## To be done
Gather up all lines that carry the word "this".

## Records

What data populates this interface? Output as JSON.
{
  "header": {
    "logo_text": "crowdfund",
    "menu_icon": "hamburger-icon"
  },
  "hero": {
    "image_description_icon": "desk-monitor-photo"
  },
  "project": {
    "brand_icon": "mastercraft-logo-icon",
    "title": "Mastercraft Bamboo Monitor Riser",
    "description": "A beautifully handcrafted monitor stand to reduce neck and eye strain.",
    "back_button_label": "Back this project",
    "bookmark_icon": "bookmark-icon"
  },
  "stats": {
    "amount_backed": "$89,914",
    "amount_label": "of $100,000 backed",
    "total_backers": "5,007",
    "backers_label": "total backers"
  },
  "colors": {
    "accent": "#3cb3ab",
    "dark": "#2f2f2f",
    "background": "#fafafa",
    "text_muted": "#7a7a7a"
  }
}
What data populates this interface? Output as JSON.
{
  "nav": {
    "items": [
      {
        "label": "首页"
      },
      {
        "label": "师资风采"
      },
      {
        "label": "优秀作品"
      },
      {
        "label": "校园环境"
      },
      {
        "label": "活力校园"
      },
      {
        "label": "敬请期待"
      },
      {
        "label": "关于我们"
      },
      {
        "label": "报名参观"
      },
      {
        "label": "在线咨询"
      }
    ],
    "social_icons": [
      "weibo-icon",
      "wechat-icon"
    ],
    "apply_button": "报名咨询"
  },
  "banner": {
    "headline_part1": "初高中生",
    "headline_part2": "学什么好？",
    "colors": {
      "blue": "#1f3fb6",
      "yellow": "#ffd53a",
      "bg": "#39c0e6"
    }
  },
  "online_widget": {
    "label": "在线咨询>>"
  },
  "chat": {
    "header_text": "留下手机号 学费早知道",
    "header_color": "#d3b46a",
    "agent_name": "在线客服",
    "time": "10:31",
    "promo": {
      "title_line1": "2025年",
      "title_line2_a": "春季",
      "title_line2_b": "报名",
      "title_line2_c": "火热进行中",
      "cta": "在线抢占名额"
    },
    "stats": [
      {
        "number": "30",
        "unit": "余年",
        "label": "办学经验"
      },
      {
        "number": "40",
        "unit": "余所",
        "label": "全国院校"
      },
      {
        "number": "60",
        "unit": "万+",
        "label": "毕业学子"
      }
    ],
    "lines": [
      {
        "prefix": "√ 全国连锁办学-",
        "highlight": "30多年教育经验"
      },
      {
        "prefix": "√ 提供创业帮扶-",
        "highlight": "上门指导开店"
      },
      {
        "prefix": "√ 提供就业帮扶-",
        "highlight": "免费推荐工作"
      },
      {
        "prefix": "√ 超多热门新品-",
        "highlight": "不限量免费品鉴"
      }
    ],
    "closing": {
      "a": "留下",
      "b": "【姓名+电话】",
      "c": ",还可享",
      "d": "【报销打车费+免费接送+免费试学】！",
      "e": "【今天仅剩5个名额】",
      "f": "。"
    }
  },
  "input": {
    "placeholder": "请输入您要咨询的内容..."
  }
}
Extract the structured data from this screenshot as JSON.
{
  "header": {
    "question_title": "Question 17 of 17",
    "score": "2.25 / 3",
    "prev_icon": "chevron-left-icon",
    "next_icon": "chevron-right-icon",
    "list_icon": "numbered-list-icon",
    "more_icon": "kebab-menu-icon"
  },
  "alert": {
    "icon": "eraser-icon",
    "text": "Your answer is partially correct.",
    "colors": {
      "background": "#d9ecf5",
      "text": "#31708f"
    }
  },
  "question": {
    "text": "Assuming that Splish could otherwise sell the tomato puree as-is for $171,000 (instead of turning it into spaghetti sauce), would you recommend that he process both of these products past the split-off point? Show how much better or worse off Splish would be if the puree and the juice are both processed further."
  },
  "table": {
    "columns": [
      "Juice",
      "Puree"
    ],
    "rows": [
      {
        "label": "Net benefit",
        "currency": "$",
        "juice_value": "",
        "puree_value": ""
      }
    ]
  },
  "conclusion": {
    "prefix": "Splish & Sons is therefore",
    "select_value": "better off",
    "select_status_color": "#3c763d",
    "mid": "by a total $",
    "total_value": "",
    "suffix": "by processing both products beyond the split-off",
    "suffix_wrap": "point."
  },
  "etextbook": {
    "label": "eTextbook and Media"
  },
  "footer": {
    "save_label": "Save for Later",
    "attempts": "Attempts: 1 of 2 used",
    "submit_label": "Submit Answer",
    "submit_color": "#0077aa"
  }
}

## Exercise solution
What data populates this interface? Output as JSON.
    "back_button_label": "Back this project",
What data populates this interface? Output as JSON.
Extract the structured data from this screenshot as JSON.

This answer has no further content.